TASK DETAILS: Print each line unchanged, beginning with the first line and stopping after the line that contains "column-header-description-inflows: Description (Inflows)".

[Stored data entries]
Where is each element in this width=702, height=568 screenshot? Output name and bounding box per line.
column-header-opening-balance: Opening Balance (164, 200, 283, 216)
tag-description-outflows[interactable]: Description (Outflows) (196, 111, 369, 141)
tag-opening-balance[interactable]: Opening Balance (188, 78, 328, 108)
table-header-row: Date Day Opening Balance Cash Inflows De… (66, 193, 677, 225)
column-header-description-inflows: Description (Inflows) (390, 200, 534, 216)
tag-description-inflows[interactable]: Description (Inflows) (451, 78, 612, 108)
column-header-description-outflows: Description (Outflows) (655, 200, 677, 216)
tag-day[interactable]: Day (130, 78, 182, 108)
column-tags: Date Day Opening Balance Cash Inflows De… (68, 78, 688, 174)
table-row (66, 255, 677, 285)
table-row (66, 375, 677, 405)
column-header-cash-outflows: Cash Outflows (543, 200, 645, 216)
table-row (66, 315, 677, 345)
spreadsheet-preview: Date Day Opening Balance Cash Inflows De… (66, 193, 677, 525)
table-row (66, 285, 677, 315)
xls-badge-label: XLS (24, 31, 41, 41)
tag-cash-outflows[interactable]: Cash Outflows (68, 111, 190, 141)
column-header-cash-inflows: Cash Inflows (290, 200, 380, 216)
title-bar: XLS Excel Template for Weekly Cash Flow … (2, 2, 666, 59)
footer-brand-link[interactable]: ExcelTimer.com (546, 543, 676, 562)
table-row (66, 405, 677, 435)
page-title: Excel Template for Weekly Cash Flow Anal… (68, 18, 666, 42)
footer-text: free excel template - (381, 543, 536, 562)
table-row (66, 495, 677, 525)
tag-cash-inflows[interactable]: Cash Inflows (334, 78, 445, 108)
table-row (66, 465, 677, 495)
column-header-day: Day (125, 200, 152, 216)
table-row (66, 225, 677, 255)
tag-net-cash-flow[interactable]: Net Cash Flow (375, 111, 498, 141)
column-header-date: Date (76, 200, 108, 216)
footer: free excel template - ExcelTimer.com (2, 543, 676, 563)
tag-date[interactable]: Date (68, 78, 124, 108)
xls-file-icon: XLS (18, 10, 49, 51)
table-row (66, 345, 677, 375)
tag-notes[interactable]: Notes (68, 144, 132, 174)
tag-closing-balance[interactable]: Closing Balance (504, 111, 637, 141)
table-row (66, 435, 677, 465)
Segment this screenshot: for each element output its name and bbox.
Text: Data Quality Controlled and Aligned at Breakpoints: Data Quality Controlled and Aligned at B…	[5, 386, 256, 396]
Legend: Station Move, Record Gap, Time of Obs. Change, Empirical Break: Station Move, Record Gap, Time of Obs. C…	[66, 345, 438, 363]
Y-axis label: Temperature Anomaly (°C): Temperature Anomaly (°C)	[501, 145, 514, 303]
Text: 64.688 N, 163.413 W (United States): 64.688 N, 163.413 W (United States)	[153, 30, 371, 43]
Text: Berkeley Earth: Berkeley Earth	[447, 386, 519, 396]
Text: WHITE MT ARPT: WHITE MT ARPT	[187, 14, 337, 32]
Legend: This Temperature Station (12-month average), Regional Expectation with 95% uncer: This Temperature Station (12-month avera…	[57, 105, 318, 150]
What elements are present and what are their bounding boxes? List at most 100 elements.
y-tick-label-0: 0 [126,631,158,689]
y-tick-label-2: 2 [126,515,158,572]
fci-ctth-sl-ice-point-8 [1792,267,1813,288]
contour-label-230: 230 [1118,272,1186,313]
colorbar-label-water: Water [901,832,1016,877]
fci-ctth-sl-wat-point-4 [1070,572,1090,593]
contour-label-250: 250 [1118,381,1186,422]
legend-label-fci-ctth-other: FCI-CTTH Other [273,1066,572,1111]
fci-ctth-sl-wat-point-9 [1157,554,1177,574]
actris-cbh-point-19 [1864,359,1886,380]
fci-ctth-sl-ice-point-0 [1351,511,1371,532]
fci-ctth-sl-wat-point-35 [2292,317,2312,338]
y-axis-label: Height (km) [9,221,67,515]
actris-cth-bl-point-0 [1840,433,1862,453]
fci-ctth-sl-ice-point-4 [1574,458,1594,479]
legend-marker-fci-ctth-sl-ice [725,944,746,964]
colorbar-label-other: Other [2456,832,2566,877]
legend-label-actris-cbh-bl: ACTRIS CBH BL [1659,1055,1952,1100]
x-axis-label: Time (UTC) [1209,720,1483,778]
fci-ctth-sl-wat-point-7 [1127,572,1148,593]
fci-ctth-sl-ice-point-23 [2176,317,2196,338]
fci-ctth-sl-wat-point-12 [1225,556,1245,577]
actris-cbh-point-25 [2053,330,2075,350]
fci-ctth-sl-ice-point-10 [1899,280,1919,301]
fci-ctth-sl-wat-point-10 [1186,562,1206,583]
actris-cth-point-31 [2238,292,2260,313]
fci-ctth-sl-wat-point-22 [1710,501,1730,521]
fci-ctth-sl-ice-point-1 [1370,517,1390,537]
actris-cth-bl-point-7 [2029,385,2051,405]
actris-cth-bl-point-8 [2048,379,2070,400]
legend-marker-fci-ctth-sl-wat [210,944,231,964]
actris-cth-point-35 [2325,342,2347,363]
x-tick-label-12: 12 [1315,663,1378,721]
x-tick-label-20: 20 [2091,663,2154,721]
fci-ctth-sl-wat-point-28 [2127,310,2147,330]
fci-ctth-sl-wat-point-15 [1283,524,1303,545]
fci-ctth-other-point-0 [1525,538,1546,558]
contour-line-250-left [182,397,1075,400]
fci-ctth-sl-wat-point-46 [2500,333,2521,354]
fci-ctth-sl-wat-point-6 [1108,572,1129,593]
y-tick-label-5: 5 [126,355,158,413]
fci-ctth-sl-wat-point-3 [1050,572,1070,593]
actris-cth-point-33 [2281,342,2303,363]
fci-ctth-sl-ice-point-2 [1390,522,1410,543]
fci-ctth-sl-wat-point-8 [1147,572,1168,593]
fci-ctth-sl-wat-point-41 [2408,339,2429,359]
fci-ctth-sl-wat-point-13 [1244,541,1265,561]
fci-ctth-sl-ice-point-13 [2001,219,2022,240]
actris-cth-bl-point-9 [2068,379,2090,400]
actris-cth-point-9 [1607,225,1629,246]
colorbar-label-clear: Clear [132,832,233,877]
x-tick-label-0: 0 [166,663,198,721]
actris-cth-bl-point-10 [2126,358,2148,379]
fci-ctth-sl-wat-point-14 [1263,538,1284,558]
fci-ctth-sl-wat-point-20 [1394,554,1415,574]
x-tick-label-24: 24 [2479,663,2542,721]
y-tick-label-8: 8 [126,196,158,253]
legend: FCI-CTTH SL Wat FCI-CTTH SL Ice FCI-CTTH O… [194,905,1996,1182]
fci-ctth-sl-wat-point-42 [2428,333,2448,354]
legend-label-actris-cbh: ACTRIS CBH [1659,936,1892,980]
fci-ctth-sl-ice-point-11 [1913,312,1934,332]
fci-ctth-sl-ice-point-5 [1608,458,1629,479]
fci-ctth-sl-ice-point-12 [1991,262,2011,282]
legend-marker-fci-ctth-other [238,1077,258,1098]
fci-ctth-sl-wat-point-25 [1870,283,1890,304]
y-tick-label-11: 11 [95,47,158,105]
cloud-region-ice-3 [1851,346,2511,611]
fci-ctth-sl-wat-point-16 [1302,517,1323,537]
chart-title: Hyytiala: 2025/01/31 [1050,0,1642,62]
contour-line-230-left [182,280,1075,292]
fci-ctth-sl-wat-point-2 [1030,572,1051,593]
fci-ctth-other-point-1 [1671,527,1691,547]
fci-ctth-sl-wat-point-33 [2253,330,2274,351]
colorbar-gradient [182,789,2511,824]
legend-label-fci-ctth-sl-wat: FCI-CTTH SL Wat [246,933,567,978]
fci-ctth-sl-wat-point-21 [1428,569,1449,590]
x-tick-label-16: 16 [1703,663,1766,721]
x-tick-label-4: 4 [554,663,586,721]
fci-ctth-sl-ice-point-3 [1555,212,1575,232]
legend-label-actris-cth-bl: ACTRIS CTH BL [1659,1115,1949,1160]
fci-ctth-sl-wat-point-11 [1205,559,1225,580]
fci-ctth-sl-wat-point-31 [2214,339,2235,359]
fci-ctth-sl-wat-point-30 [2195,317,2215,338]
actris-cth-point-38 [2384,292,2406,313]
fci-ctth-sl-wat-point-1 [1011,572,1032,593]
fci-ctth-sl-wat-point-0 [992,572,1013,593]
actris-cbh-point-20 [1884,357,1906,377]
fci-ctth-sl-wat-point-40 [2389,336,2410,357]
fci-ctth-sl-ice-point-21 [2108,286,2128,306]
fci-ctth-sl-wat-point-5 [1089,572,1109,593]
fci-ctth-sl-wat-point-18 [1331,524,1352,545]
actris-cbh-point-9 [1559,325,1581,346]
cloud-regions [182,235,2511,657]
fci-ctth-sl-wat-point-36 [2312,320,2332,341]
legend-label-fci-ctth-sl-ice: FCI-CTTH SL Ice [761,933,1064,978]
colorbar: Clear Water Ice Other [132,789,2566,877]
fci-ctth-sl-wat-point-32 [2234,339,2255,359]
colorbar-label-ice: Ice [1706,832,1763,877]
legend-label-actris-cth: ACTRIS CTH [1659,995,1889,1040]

TASK ANSWER:
Where is each element in this width=702, height=568 screenshot? Output name and bounding box per line.
column-header-opening-balance: Opening Balance (164, 200, 283, 216)
tag-description-outflows[interactable]: Description (Outflows) (196, 111, 369, 141)
tag-opening-balance[interactable]: Opening Balance (188, 78, 328, 108)
table-header-row: Date Day Opening Balance Cash Inflows De… (66, 193, 677, 225)
column-header-description-inflows: Description (Inflows) (390, 200, 534, 216)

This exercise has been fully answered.